- Entries shown:

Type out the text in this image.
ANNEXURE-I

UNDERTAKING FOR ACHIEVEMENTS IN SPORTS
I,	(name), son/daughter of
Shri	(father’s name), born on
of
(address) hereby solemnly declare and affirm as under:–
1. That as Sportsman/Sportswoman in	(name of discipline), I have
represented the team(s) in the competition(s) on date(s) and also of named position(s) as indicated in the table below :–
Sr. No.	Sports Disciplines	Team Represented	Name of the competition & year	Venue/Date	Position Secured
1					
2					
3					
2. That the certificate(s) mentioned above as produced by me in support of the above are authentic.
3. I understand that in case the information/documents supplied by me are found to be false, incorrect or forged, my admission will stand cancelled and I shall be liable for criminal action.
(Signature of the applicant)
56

- Problem to work on:
Recopy the entries above exactly, with every line included.

- Correct result:
Type out the text in this image.
ANNEXURE-I

UNDERTAKING FOR ACHIEVEMENTS IN SPORTS
I,	(name), son/daughter of
Shri	(father’s name), born on
of
(address) hereby solemnly declare and affirm as under:–
1. That as Sportsman/Sportswoman in	(name of discipline), I have
represented the team(s) in the competition(s) on date(s) and also of named position(s) as indicated in the table below :–
Sr. No.	Sports Disciplines	Team Represented	Name of the competition & year	Venue/Date	Position Secured
1					
2					
3					
2. That the certificate(s) mentioned above as produced by me in support of the above are authentic.
3. I understand that in case the information/documents supplied by me are found to be false, incorrect or forged, my admission will stand cancelled and I shall be liable for criminal action.
(Signature of the applicant)
56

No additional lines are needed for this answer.